**REQUIREMENTS**
Show every line of the records below that contains the word "text".

[Extracted data entries]
• • • • • • •

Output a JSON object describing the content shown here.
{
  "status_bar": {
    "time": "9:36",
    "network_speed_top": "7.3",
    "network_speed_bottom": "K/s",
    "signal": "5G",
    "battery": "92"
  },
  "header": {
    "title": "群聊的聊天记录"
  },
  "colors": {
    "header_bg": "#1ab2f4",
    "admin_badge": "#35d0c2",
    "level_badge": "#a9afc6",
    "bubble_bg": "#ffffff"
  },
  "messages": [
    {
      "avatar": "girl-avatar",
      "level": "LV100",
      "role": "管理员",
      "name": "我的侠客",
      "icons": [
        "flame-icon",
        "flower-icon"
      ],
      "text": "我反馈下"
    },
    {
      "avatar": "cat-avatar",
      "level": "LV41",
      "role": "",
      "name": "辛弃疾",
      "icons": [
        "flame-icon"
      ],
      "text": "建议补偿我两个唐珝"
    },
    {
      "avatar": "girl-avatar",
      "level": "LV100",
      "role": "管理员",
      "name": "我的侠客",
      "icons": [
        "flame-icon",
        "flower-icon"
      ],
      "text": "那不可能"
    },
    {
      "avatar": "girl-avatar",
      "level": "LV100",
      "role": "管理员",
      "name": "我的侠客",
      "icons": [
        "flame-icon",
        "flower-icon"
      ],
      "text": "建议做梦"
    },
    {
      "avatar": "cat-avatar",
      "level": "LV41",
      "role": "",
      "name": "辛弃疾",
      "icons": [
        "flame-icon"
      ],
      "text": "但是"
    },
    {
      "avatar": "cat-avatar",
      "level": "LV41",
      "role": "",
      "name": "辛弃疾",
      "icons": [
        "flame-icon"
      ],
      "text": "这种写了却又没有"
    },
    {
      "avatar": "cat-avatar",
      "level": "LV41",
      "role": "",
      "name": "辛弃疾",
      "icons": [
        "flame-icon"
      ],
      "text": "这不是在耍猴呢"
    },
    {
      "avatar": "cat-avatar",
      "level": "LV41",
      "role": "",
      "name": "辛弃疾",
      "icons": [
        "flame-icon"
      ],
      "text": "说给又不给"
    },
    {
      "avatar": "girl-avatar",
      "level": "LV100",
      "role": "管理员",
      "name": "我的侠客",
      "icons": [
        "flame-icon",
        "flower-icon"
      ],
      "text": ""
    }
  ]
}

• • • • • • •

**ANSWER TO THE PROBLEM**
      "text": "我反馈下"
      "text": "建议补偿我两个唐珝"
      "text": "那不可能"
      "text": "建议做梦"
      "text": "但是"
      "text": "这种写了却又没有"
      "text": "这不是在耍猴呢"
      "text": "说给又不给"
      "text": ""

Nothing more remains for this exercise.